Entries:
>>>

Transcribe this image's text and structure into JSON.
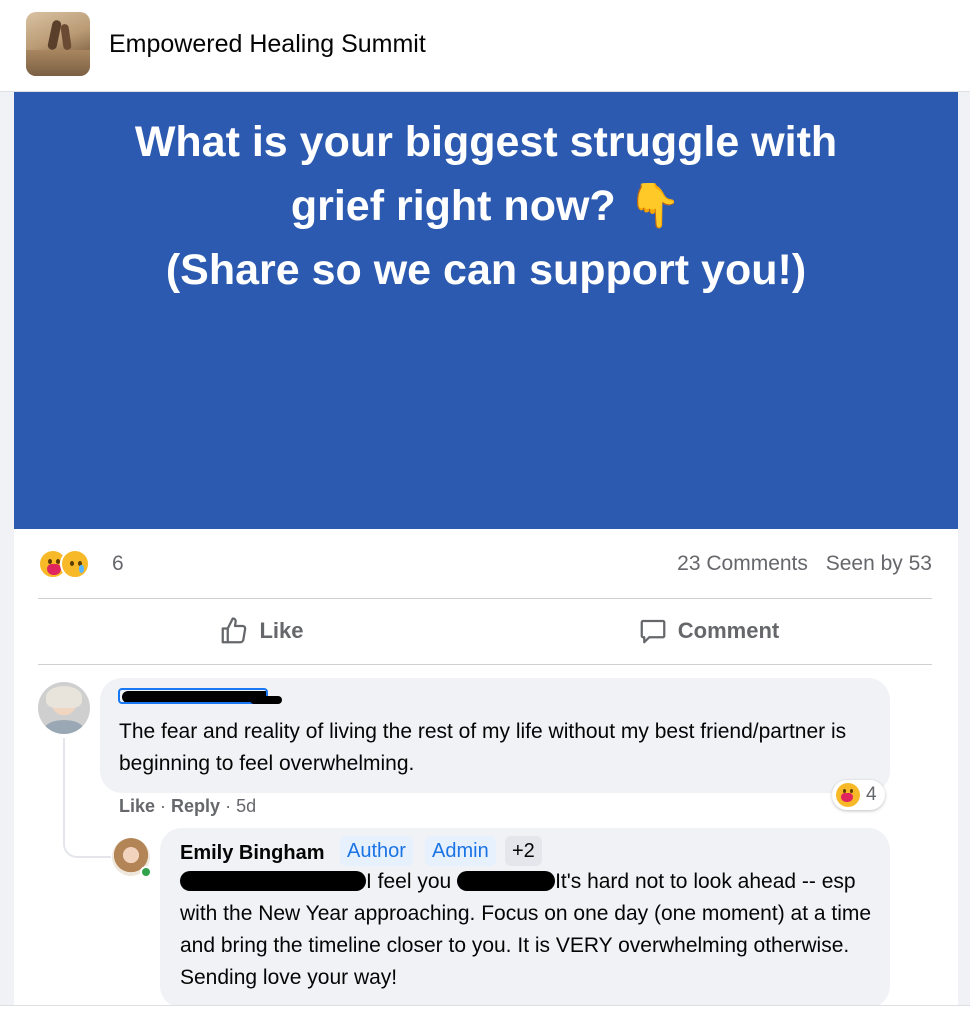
{
  "header": {
    "group_name": "Empowered Healing Summit"
  },
  "post": {
    "banner_lines": [
      "What is your biggest struggle with",
      "grief right now? 👇",
      "(Share so we can support you!)"
    ],
    "banner_color": "#2b5ab0",
    "reaction_icons": [
      "hug-reaction-icon",
      "sad-reaction-icon"
    ],
    "reaction_count": "6",
    "comments_count": "23 Comments",
    "seen_by": "Seen by 53",
    "actions": {
      "like": "Like",
      "comment": "Comment"
    }
  },
  "comments": [
    {
      "author": "[redacted]",
      "text": "The fear and reality of living the rest of my life without my best friend/partner is beginning to feel overwhelming.",
      "reaction_count": "4",
      "like": "Like",
      "reply": "Reply",
      "age": "5d"
    },
    {
      "author": "Emily Bingham",
      "badges": [
        "Author",
        "Admin",
        "+2"
      ],
      "text_parts": [
        "I feel you ",
        "It's hard not to look ahead -- esp with the New Year approaching. Focus on one day (one moment) at a time and bring the timeline closer to you. It is VERY overwhelming otherwise. Sending love your way!"
      ]
    }
  ],
  "colors": {
    "accent": "#1b74e4",
    "muted_text": "#65676b",
    "bubble": "#f0f2f5",
    "online": "#31a24c"
  }
}
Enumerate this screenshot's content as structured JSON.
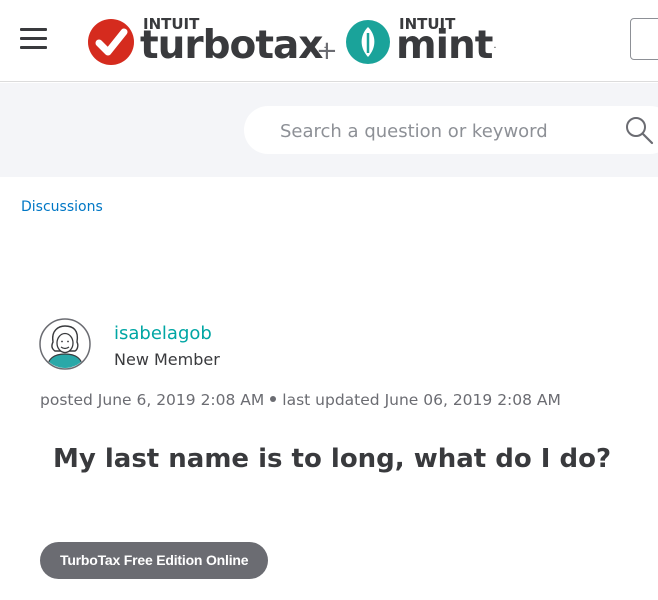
{
  "header": {
    "menu_icon": "hamburger-menu-icon",
    "turbotax_logo": {
      "intuit": "INTUIT",
      "name": "turbotax",
      "icon": "checkmark-icon",
      "color": "#d52b1e"
    },
    "plus": "+",
    "mint_logo": {
      "intuit": "INTUIT",
      "name": "mint",
      "icon": "mint-leaf-icon",
      "color": "#1aa39a"
    },
    "reg_mark": "."
  },
  "search": {
    "placeholder": "Search a question or keyword",
    "value": "",
    "icon": "search-icon"
  },
  "breadcrumb": {
    "label": "Discussions"
  },
  "post": {
    "author": {
      "username": "isabelagob",
      "rank": "New Member",
      "avatar_icon": "user-avatar-icon"
    },
    "posted_label": "posted",
    "posted_date": "June 6, 2019 2:08 AM",
    "updated_label": "last updated",
    "updated_date": "June 06, 2019 2:08 AM",
    "title": "My last name is to long, what do I do?",
    "tag": "TurboTax Free Edition Online"
  },
  "colors": {
    "link": "#0077c5",
    "username": "#00a6a4",
    "text": "#393a3d",
    "tag_bg": "#6b6c72",
    "band": "#f4f5f8"
  }
}
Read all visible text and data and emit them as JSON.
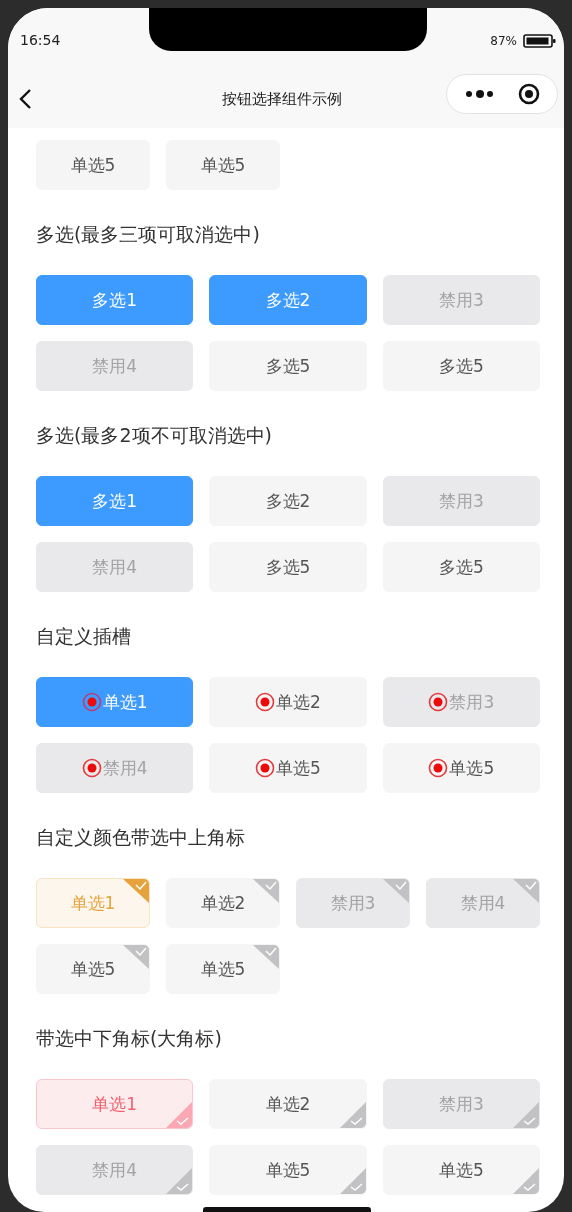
{
  "status_bar": {
    "time": "16:54",
    "battery": "87%"
  },
  "nav_bar": {
    "title": "按钮选择组件示例"
  },
  "sections": [
    {
      "kind": "compact",
      "options": [
        {
          "label": "单选5",
          "selected": false,
          "disabled": false
        },
        {
          "label": "单选5",
          "selected": false,
          "disabled": false
        }
      ]
    },
    {
      "kind": "plain",
      "title": "多选(最多三项可取消选中)",
      "options": [
        {
          "label": "多选1",
          "selected": true,
          "disabled": false
        },
        {
          "label": "多选2",
          "selected": true,
          "disabled": false
        },
        {
          "label": "禁用3",
          "selected": false,
          "disabled": true
        },
        {
          "label": "禁用4",
          "selected": false,
          "disabled": true
        },
        {
          "label": "多选5",
          "selected": false,
          "disabled": false
        },
        {
          "label": "多选5",
          "selected": false,
          "disabled": false
        }
      ]
    },
    {
      "kind": "plain",
      "title": "多选(最多2项不可取消选中)",
      "options": [
        {
          "label": "多选1",
          "selected": true,
          "disabled": false
        },
        {
          "label": "多选2",
          "selected": false,
          "disabled": false
        },
        {
          "label": "禁用3",
          "selected": false,
          "disabled": true
        },
        {
          "label": "禁用4",
          "selected": false,
          "disabled": true
        },
        {
          "label": "多选5",
          "selected": false,
          "disabled": false
        },
        {
          "label": "多选5",
          "selected": false,
          "disabled": false
        }
      ]
    },
    {
      "kind": "slot",
      "title": "自定义插槽",
      "options": [
        {
          "label": "单选1",
          "selected": true,
          "disabled": false
        },
        {
          "label": "单选2",
          "selected": false,
          "disabled": false
        },
        {
          "label": "禁用3",
          "selected": false,
          "disabled": true
        },
        {
          "label": "禁用4",
          "selected": false,
          "disabled": true
        },
        {
          "label": "单选5",
          "selected": false,
          "disabled": false
        },
        {
          "label": "单选5",
          "selected": false,
          "disabled": false
        }
      ]
    },
    {
      "kind": "corner-top",
      "title": "自定义颜色带选中上角标",
      "options": [
        {
          "label": "单选1",
          "selected": true,
          "disabled": false
        },
        {
          "label": "单选2",
          "selected": false,
          "disabled": false
        },
        {
          "label": "禁用3",
          "selected": false,
          "disabled": true
        },
        {
          "label": "禁用4",
          "selected": false,
          "disabled": true
        },
        {
          "label": "单选5",
          "selected": false,
          "disabled": false
        },
        {
          "label": "单选5",
          "selected": false,
          "disabled": false
        }
      ]
    },
    {
      "kind": "corner-bottom",
      "title": "带选中下角标(大角标)",
      "options": [
        {
          "label": "单选1",
          "selected": true,
          "disabled": false
        },
        {
          "label": "单选2",
          "selected": false,
          "disabled": false
        },
        {
          "label": "禁用3",
          "selected": false,
          "disabled": true
        },
        {
          "label": "禁用4",
          "selected": false,
          "disabled": true
        },
        {
          "label": "单选5",
          "selected": false,
          "disabled": false
        },
        {
          "label": "单选5",
          "selected": false,
          "disabled": false
        }
      ]
    }
  ]
}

<<<

With the pictures omitted, reproduce the records in full and exactly.

Problem solution:
Transcribe this image's text and structure into JSON.
{
  "header": {
    "group_name": "Empowered Healing Summit"
  },
  "post": {
    "banner_lines": [
      "What is your biggest struggle with",
      "grief right now? 👇",
      "(Share so we can support you!)"
    ],
    "banner_color": "#2b5ab0",
    "reaction_icons": [
      "hug-reaction-icon",
      "sad-reaction-icon"
    ],
    "reaction_count": "6",
    "comments_count": "23 Comments",
    "seen_by": "Seen by 53",
    "actions": {
      "like": "Like",
      "comment": "Comment"
    }
  },
  "comments": [
    {
      "author": "[redacted]",
      "text": "The fear and reality of living the rest of my life without my best friend/partner is beginning to feel overwhelming.",
      "reaction_count": "4",
      "like": "Like",
      "reply": "Reply",
      "age": "5d"
    },
    {
      "author": "Emily Bingham",
      "badges": [
        "Author",
        "Admin",
        "+2"
      ],
      "text_parts": [
        "I feel you ",
        "It's hard not to look ahead -- esp with the New Year approaching. Focus on one day (one moment) at a time and bring the timeline closer to you. It is VERY overwhelming otherwise. Sending love your way!"
      ]
    }
  ],
  "colors": {
    "accent": "#1b74e4",
    "muted_text": "#65676b",
    "bubble": "#f0f2f5",
    "online": "#31a24c"
  }
}
Enumerate this screenshot's content as structured JSON.
{
  "header": {
    "menu_icon": "hamburger-menu-icon",
    "turbotax_logo": {
      "intuit": "INTUIT",
      "name": "turbotax",
      "icon": "checkmark-icon",
      "color": "#d52b1e"
    },
    "plus": "+",
    "mint_logo": {
      "intuit": "INTUIT",
      "name": "mint",
      "icon": "mint-leaf-icon",
      "color": "#1aa39a"
    },
    "reg_mark": "."
  },
  "search": {
    "placeholder": "Search a question or keyword",
    "value": "",
    "icon": "search-icon"
  },
  "breadcrumb": {
    "label": "Discussions"
  },
  "post": {
    "author": {
      "username": "isabelagob",
      "rank": "New Member",
      "avatar_icon": "user-avatar-icon"
    },
    "posted_label": "posted",
    "posted_date": "June 6, 2019 2:08 AM",
    "updated_label": "last updated",
    "updated_date": "June 06, 2019 2:08 AM",
    "title": "My last name is to long, what do I do?",
    "tag": "TurboTax Free Edition Online"
  },
  "colors": {
    "link": "#0077c5",
    "username": "#00a6a4",
    "text": "#393a3d",
    "tag_bg": "#6b6c72",
    "band": "#f4f5f8"
  }
}
Read all visible text and data and emit them as JSON.
{
  "status_bar": {
    "time": "16:54",
    "battery": "87%"
  },
  "nav_bar": {
    "title": "按钮选择组件示例"
  },
  "sections": [
    {
      "kind": "compact",
      "options": [
        {
          "label": "单选5",
          "selected": false,
          "disabled": false
        },
        {
          "label": "单选5",
          "selected": false,
          "disabled": false
        }
      ]
    },
    {
      "kind": "plain",
      "title": "多选(最多三项可取消选中)",
      "options": [
        {
          "label": "多选1",
          "selected": true,
          "disabled": false
        },
        {
          "label": "多选2",
          "selected": true,
          "disabled": false
        },
        {
          "label": "禁用3",
          "selected": false,
          "disabled": true
        },
        {
          "label": "禁用4",
          "selected": false,
          "disabled": true
        },
        {
          "label": "多选5",
          "selected": false,
          "disabled": false
        },
        {
          "label": "多选5",
          "selected": false,
          "disabled": false
        }
      ]
    },
    {
      "kind": "plain",
      "title": "多选(最多2项不可取消选中)",
      "options": [
        {
          "label": "多选1",
          "selected": true,
          "disabled": false
        },
        {
          "label": "多选2",
          "selected": false,
          "disabled": false
        },
        {
          "label": "禁用3",
          "selected": false,
          "disabled": true
        },
        {
          "label": "禁用4",
          "selected": false,
          "disabled": true
        },
        {
          "label": "多选5",
          "selected": false,
          "disabled": false
        },
        {
          "label": "多选5",
          "selected": false,
          "disabled": false
        }
      ]
    },
    {
      "kind": "slot",
      "title": "自定义插槽",
      "options": [
        {
          "label": "单选1",
          "selected": true,
          "disabled": false
        },
        {
          "label": "单选2",
          "selected": false,
          "disabled": false
        },
        {
          "label": "禁用3",
          "selected": false,
          "disabled": true
        },
        {
          "label": "禁用4",
          "selected": false,
          "disabled": true
        },
        {
          "label": "单选5",
          "selected": false,
          "disabled": false
        },
        {
          "label": "单选5",
          "selected": false,
          "disabled": false
        }
      ]
    },
    {
      "kind": "corner-top",
      "title": "自定义颜色带选中上角标",
      "options": [
        {
          "label": "单选1",
          "selected": true,
          "disabled": false
        },
        {
          "label": "单选2",
          "selected": false,
          "disabled": false
        },
        {
          "label": "禁用3",
          "selected": false,
          "disabled": true
        },
        {
          "label": "禁用4",
          "selected": false,
          "disabled": true
        },
        {
          "label": "单选5",
          "selected": false,
          "disabled": false
        },
        {
          "label": "单选5",
          "selected": false,
          "disabled": false
        }
      ]
    },
    {
      "kind": "corner-bottom",
      "title": "带选中下角标(大角标)",
      "options": [
        {
          "label": "单选1",
          "selected": true,
          "disabled": false
        },
        {
          "label": "单选2",
          "selected": false,
          "disabled": false
        },
        {
          "label": "禁用3",
          "selected": false,
          "disabled": true
        },
        {
          "label": "禁用4",
          "selected": false,
          "disabled": true
        },
        {
          "label": "单选5",
          "selected": false,
          "disabled": false
        },
        {
          "label": "单选5",
          "selected": false,
          "disabled": false
        }
      ]
    }
  ]
}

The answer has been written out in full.